►
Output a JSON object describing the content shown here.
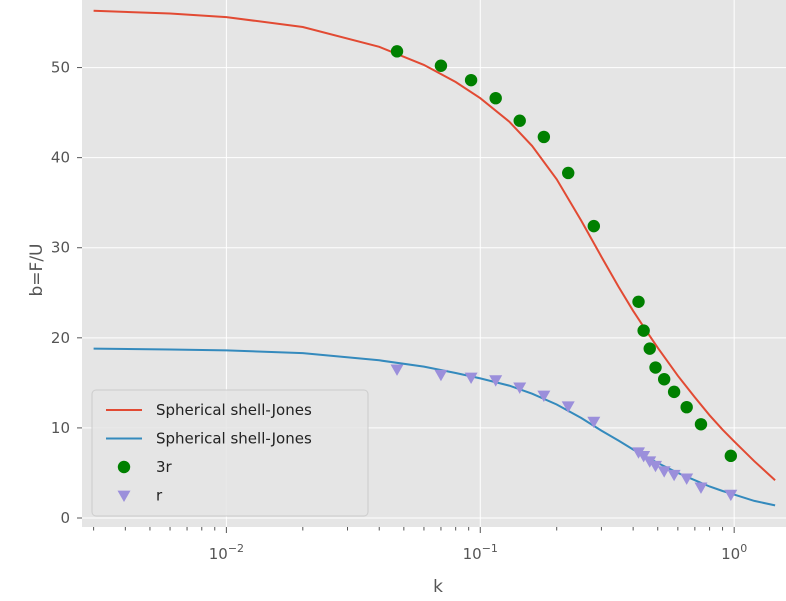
{
  "chart_data": {
    "type": "line",
    "title": "",
    "xlabel": "k",
    "ylabel": "b=F/U",
    "xscale": "log",
    "xlim": [
      0.0027,
      1.6
    ],
    "ylim": [
      -1.0,
      57.5
    ],
    "yticks": [
      0,
      10,
      20,
      30,
      40,
      50
    ],
    "xticks": [
      0.01,
      0.1,
      1
    ],
    "xtick_labels": [
      {
        "base": "10",
        "exp": "−2"
      },
      {
        "base": "10",
        "exp": "−1"
      },
      {
        "base": "10",
        "exp": "0"
      }
    ],
    "grid": true,
    "legend_placement": "lower-left",
    "colors": {
      "background": "#E5E5E5",
      "grid": "#FFFFFF",
      "red_line": "#E24A33",
      "blue_line": "#348ABD",
      "green_points": "#008000",
      "purple_points": "#9B8FDB"
    },
    "series": [
      {
        "name": "Spherical shell-Jones",
        "kind": "line",
        "color": "#E24A33",
        "x": [
          0.003,
          0.006,
          0.01,
          0.02,
          0.04,
          0.06,
          0.08,
          0.1,
          0.13,
          0.16,
          0.2,
          0.25,
          0.3,
          0.35,
          0.4,
          0.45,
          0.5,
          0.6,
          0.7,
          0.8,
          0.9,
          1.0,
          1.2,
          1.45
        ],
        "y": [
          56.3,
          56.0,
          55.6,
          54.5,
          52.3,
          50.3,
          48.4,
          46.6,
          44.0,
          41.3,
          37.6,
          33.0,
          29.0,
          25.7,
          23.0,
          20.8,
          18.9,
          15.8,
          13.4,
          11.4,
          9.8,
          8.5,
          6.3,
          4.2
        ]
      },
      {
        "name": "Spherical shell-Jones",
        "kind": "line",
        "color": "#348ABD",
        "x": [
          0.003,
          0.006,
          0.01,
          0.02,
          0.04,
          0.06,
          0.08,
          0.1,
          0.13,
          0.16,
          0.2,
          0.25,
          0.3,
          0.35,
          0.4,
          0.45,
          0.5,
          0.6,
          0.7,
          0.8,
          0.9,
          1.0,
          1.2,
          1.45
        ],
        "y": [
          18.8,
          18.7,
          18.6,
          18.3,
          17.5,
          16.8,
          16.1,
          15.5,
          14.7,
          13.8,
          12.6,
          11.1,
          9.7,
          8.6,
          7.6,
          6.8,
          6.1,
          5.0,
          4.2,
          3.5,
          3.0,
          2.6,
          1.9,
          1.4
        ]
      },
      {
        "name": "3r",
        "kind": "scatter",
        "marker": "circle",
        "color": "#008000",
        "x": [
          0.047,
          0.07,
          0.092,
          0.115,
          0.143,
          0.178,
          0.222,
          0.28,
          0.42,
          0.44,
          0.465,
          0.49,
          0.53,
          0.58,
          0.65,
          0.74,
          0.97
        ],
        "y": [
          51.8,
          50.2,
          48.6,
          46.6,
          44.1,
          42.3,
          38.3,
          32.4,
          24.0,
          20.8,
          18.8,
          16.7,
          15.4,
          14.0,
          12.3,
          10.4,
          6.9
        ]
      },
      {
        "name": "r",
        "kind": "scatter",
        "marker": "triangle-down",
        "color": "#9B8FDB",
        "x": [
          0.047,
          0.07,
          0.092,
          0.115,
          0.143,
          0.178,
          0.222,
          0.28,
          0.42,
          0.44,
          0.465,
          0.49,
          0.53,
          0.58,
          0.65,
          0.74,
          0.97
        ],
        "y": [
          16.5,
          15.9,
          15.6,
          15.3,
          14.5,
          13.6,
          12.4,
          10.7,
          7.3,
          6.9,
          6.3,
          5.8,
          5.2,
          4.8,
          4.4,
          3.4,
          2.6
        ]
      }
    ],
    "legend": [
      {
        "label": "Spherical shell-Jones",
        "kind": "line",
        "color": "#E24A33"
      },
      {
        "label": "Spherical shell-Jones",
        "kind": "line",
        "color": "#348ABD"
      },
      {
        "label": "3r",
        "kind": "circle",
        "color": "#008000"
      },
      {
        "label": "r",
        "kind": "triangle-down",
        "color": "#9B8FDB"
      }
    ]
  }
}
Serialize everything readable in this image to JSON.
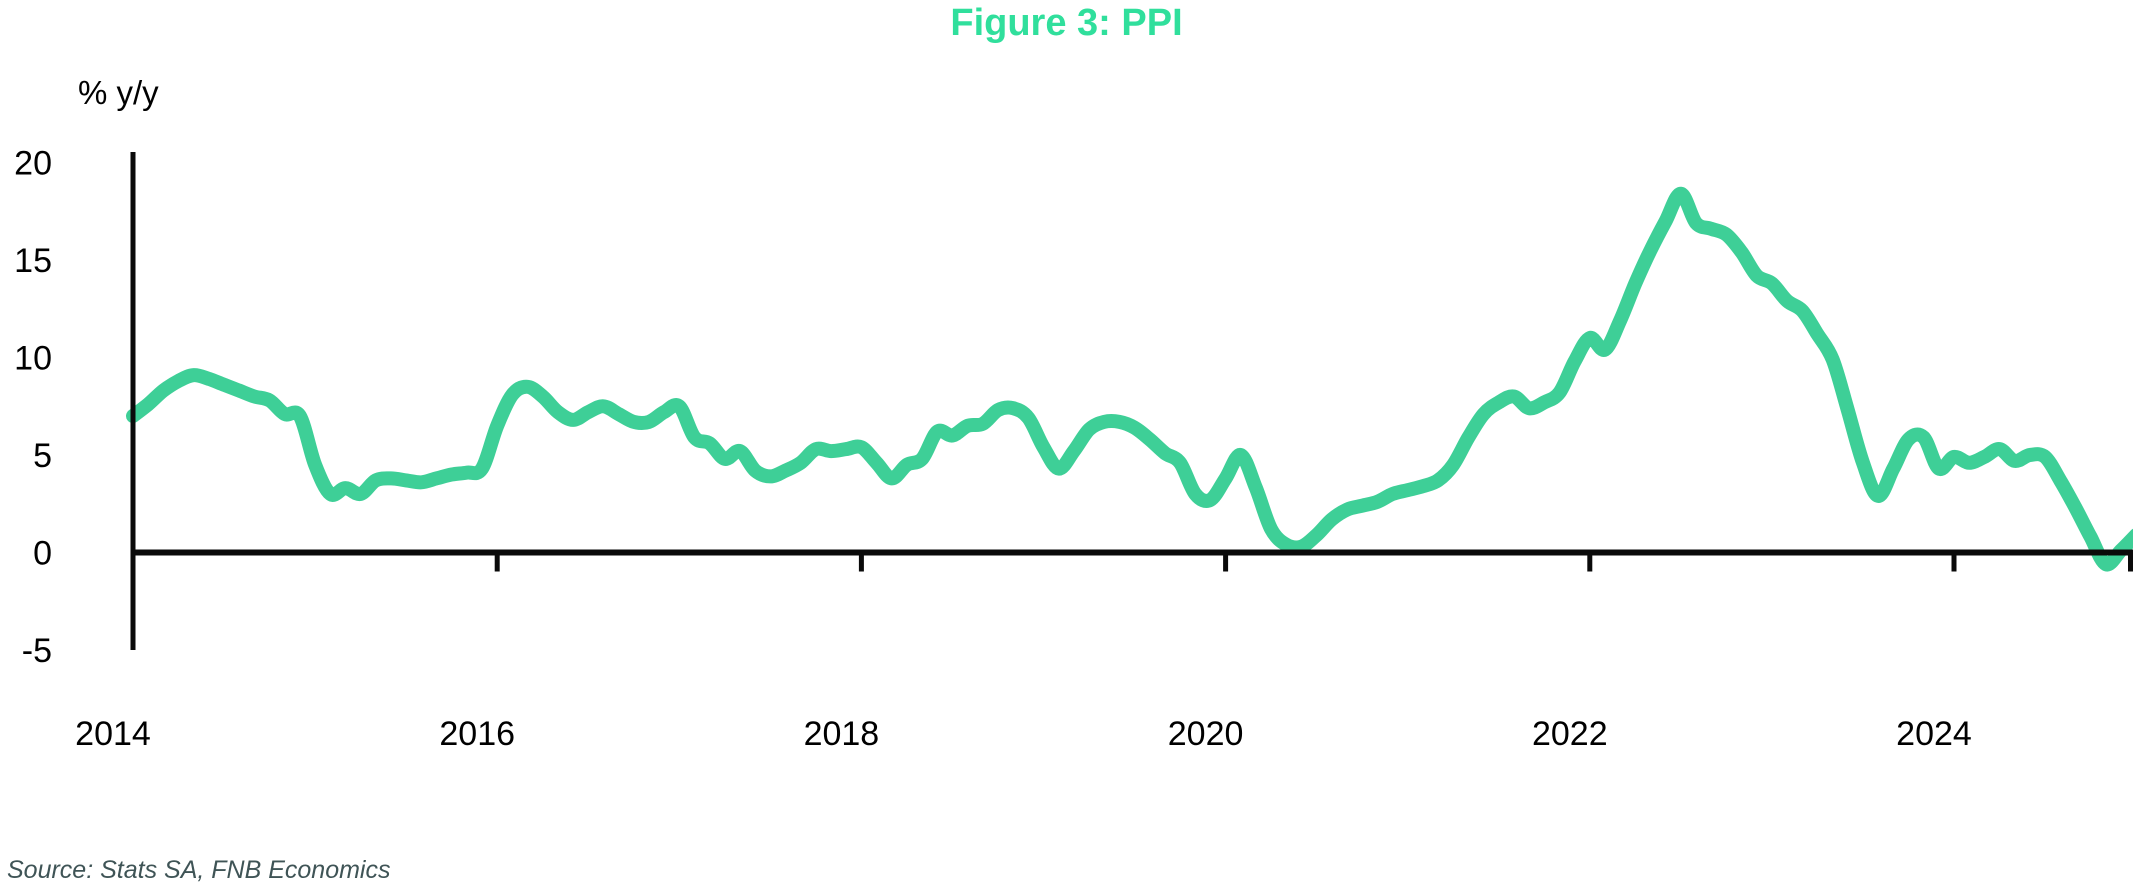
{
  "title": "Figure 3: PPI",
  "y_axis_unit": "% y/y",
  "source": "Source: Stats SA, FNB Economics",
  "colors": {
    "line": "#3ecf97",
    "title": "#30df9c",
    "axis": "#0a0a0a",
    "tick_text": "#000000",
    "source_text": "#3f5456",
    "background": "#ffffff"
  },
  "chart_data": {
    "type": "line",
    "title": "Figure 3: PPI",
    "series_name": "PPI",
    "ylabel": "% y/y",
    "frequency": "monthly",
    "x_start": "2014-01",
    "x_end": "2025-01",
    "x_tick_labels": [
      "2014",
      "2016",
      "2018",
      "2020",
      "2022",
      "2024"
    ],
    "x_tick_years": [
      2014,
      2016,
      2018,
      2020,
      2022,
      2024
    ],
    "y_ticks": [
      -5,
      0,
      5,
      10,
      15,
      20
    ],
    "ylim": [
      -5,
      20
    ],
    "grid": false,
    "legend": false,
    "values": [
      7.0,
      7.6,
      8.3,
      8.8,
      9.1,
      8.9,
      8.6,
      8.3,
      8.0,
      7.8,
      7.1,
      7.0,
      4.5,
      3.0,
      3.3,
      3.0,
      3.7,
      3.8,
      3.7,
      3.6,
      3.8,
      4.0,
      4.1,
      4.3,
      6.5,
      8.1,
      8.5,
      8.0,
      7.2,
      6.8,
      7.2,
      7.5,
      7.1,
      6.7,
      6.7,
      7.2,
      7.5,
      5.9,
      5.6,
      4.8,
      5.2,
      4.2,
      3.9,
      4.2,
      4.6,
      5.3,
      5.2,
      5.3,
      5.4,
      4.6,
      3.8,
      4.5,
      4.8,
      6.2,
      6.0,
      6.5,
      6.6,
      7.3,
      7.4,
      6.9,
      5.4,
      4.3,
      5.2,
      6.3,
      6.7,
      6.7,
      6.4,
      5.8,
      5.1,
      4.6,
      3.0,
      2.7,
      3.8,
      5.0,
      3.3,
      1.2,
      0.4,
      0.3,
      0.9,
      1.7,
      2.2,
      2.4,
      2.6,
      3.0,
      3.2,
      3.4,
      3.7,
      4.5,
      5.9,
      7.1,
      7.7,
      8.0,
      7.4,
      7.7,
      8.2,
      9.8,
      11.0,
      10.4,
      11.9,
      13.8,
      15.5,
      17.0,
      18.4,
      16.9,
      16.6,
      16.3,
      15.4,
      14.2,
      13.8,
      12.9,
      12.4,
      11.2,
      9.9,
      7.3,
      4.6,
      2.9,
      4.3,
      5.8,
      5.9,
      4.3,
      4.9,
      4.6,
      4.9,
      5.3,
      4.7,
      5.0,
      4.9,
      3.7,
      2.3,
      0.8,
      -0.6,
      0.1,
      0.9
    ]
  }
}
◄
_Requirements_
How many of the lines above include the string "down"? Reply with the number by itself.

_Task solution_
2